Items from a data source:

▼

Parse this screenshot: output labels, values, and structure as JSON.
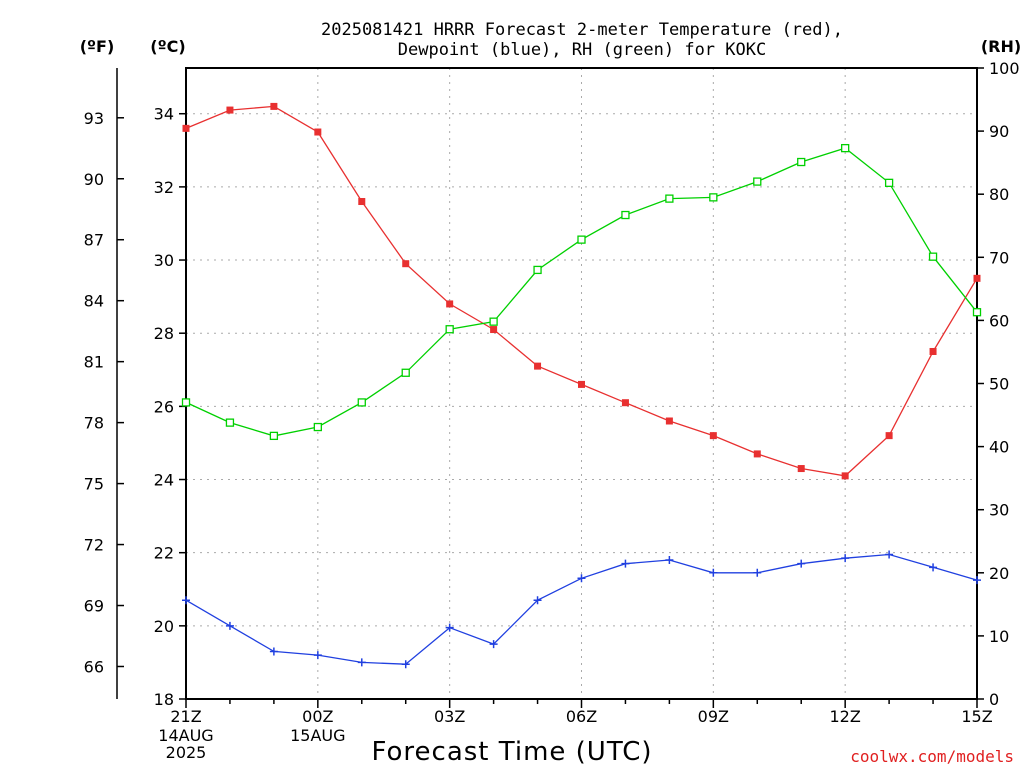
{
  "title": {
    "line1": "2025081421 HRRR Forecast 2-meter Temperature (red),",
    "line2": "Dewpoint (blue), RH (green) for KOKC"
  },
  "units": {
    "fahrenheit": "(ºF)",
    "celsius": "(ºC)",
    "rh": "(RH)"
  },
  "xlabel": "Forecast Time (UTC)",
  "credit": "coolwx.com/models",
  "colors": {
    "temperature": "#e83030",
    "dewpoint": "#2040e0",
    "rh": "#00d000",
    "grid": "#aaaaaa"
  },
  "chart_data": {
    "type": "line",
    "x": [
      "21Z",
      "22Z",
      "23Z",
      "00Z",
      "01Z",
      "02Z",
      "03Z",
      "04Z",
      "05Z",
      "06Z",
      "07Z",
      "08Z",
      "09Z",
      "10Z",
      "11Z",
      "12Z",
      "13Z",
      "14Z",
      "15Z"
    ],
    "x_tick_labels": [
      "21Z",
      "00Z",
      "03Z",
      "06Z",
      "09Z",
      "12Z",
      "15Z"
    ],
    "x_date_labels": [
      {
        "at": "21Z",
        "lines": [
          "14AUG",
          "2025"
        ]
      },
      {
        "at": "00Z",
        "lines": [
          "15AUG"
        ]
      }
    ],
    "series": [
      {
        "name": "Temperature",
        "axis": "celsius",
        "marker": "filled-square",
        "values": [
          33.6,
          34.1,
          34.2,
          33.5,
          31.6,
          29.9,
          28.8,
          28.1,
          27.1,
          26.6,
          26.1,
          25.6,
          25.2,
          24.7,
          24.3,
          24.1,
          25.2,
          27.5,
          29.5
        ]
      },
      {
        "name": "Dewpoint",
        "axis": "celsius",
        "marker": "plus",
        "values": [
          20.7,
          20.0,
          19.3,
          19.2,
          19.0,
          18.95,
          19.95,
          19.5,
          20.7,
          21.3,
          21.7,
          21.8,
          21.45,
          21.45,
          21.7,
          21.85,
          21.95,
          21.6,
          21.25
        ]
      },
      {
        "name": "RH",
        "axis": "rh",
        "marker": "open-square",
        "values": [
          47,
          43.8,
          41.7,
          43.1,
          47,
          51.7,
          58.6,
          59.8,
          68,
          72.8,
          76.7,
          79.3,
          79.5,
          82,
          85.1,
          87.3,
          81.8,
          70.1,
          61.3
        ]
      }
    ],
    "y_celsius": {
      "range": [
        18,
        35.25
      ],
      "ticks": [
        "18",
        "20",
        "22",
        "24",
        "26",
        "28",
        "30",
        "32",
        "34"
      ]
    },
    "y_fahrenheit": {
      "ticks": [
        "66",
        "69",
        "72",
        "75",
        "78",
        "81",
        "84",
        "87",
        "90",
        "93"
      ]
    },
    "y_rh": {
      "range": [
        0,
        100
      ],
      "ticks": [
        "0",
        "10",
        "20",
        "30",
        "40",
        "50",
        "60",
        "70",
        "80",
        "90",
        "100"
      ]
    },
    "grid": true
  }
}
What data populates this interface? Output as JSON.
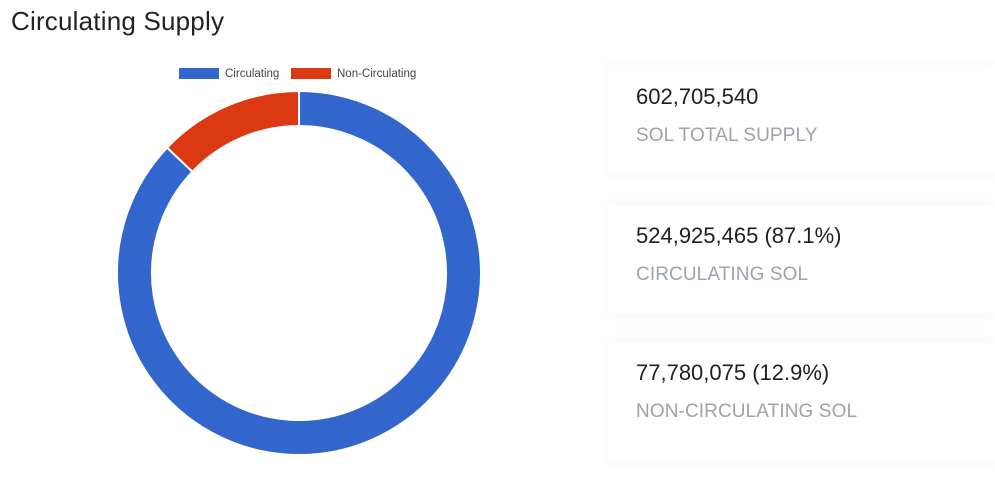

▲

AIM:
Repeat the material above in full and exactly, apart from the pictures.

TASK RESULT:
Parse this screenshot: output labels, values, and structure as JSON.
{
  "title": {
    "line1": "2025081421 HRRR Forecast 2-meter Temperature (red),",
    "line2": "Dewpoint (blue), RH (green) for KOKC"
  },
  "units": {
    "fahrenheit": "(ºF)",
    "celsius": "(ºC)",
    "rh": "(RH)"
  },
  "xlabel": "Forecast Time (UTC)",
  "credit": "coolwx.com/models",
  "colors": {
    "temperature": "#e83030",
    "dewpoint": "#2040e0",
    "rh": "#00d000",
    "grid": "#aaaaaa"
  },
  "chart_data": {
    "type": "line",
    "x": [
      "21Z",
      "22Z",
      "23Z",
      "00Z",
      "01Z",
      "02Z",
      "03Z",
      "04Z",
      "05Z",
      "06Z",
      "07Z",
      "08Z",
      "09Z",
      "10Z",
      "11Z",
      "12Z",
      "13Z",
      "14Z",
      "15Z"
    ],
    "x_tick_labels": [
      "21Z",
      "00Z",
      "03Z",
      "06Z",
      "09Z",
      "12Z",
      "15Z"
    ],
    "x_date_labels": [
      {
        "at": "21Z",
        "lines": [
          "14AUG",
          "2025"
        ]
      },
      {
        "at": "00Z",
        "lines": [
          "15AUG"
        ]
      }
    ],
    "series": [
      {
        "name": "Temperature",
        "axis": "celsius",
        "marker": "filled-square",
        "values": [
          33.6,
          34.1,
          34.2,
          33.5,
          31.6,
          29.9,
          28.8,
          28.1,
          27.1,
          26.6,
          26.1,
          25.6,
          25.2,
          24.7,
          24.3,
          24.1,
          25.2,
          27.5,
          29.5
        ]
      },
      {
        "name": "Dewpoint",
        "axis": "celsius",
        "marker": "plus",
        "values": [
          20.7,
          20.0,
          19.3,
          19.2,
          19.0,
          18.95,
          19.95,
          19.5,
          20.7,
          21.3,
          21.7,
          21.8,
          21.45,
          21.45,
          21.7,
          21.85,
          21.95,
          21.6,
          21.25
        ]
      },
      {
        "name": "RH",
        "axis": "rh",
        "marker": "open-square",
        "values": [
          47,
          43.8,
          41.7,
          43.1,
          47,
          51.7,
          58.6,
          59.8,
          68,
          72.8,
          76.7,
          79.3,
          79.5,
          82,
          85.1,
          87.3,
          81.8,
          70.1,
          61.3
        ]
      }
    ],
    "y_celsius": {
      "range": [
        18,
        35.25
      ],
      "ticks": [
        "18",
        "20",
        "22",
        "24",
        "26",
        "28",
        "30",
        "32",
        "34"
      ]
    },
    "y_fahrenheit": {
      "ticks": [
        "66",
        "69",
        "72",
        "75",
        "78",
        "81",
        "84",
        "87",
        "90",
        "93"
      ]
    },
    "y_rh": {
      "range": [
        0,
        100
      ],
      "ticks": [
        "0",
        "10",
        "20",
        "30",
        "40",
        "50",
        "60",
        "70",
        "80",
        "90",
        "100"
      ]
    },
    "grid": true
  }
}
What data populates this interface? Output as JSON.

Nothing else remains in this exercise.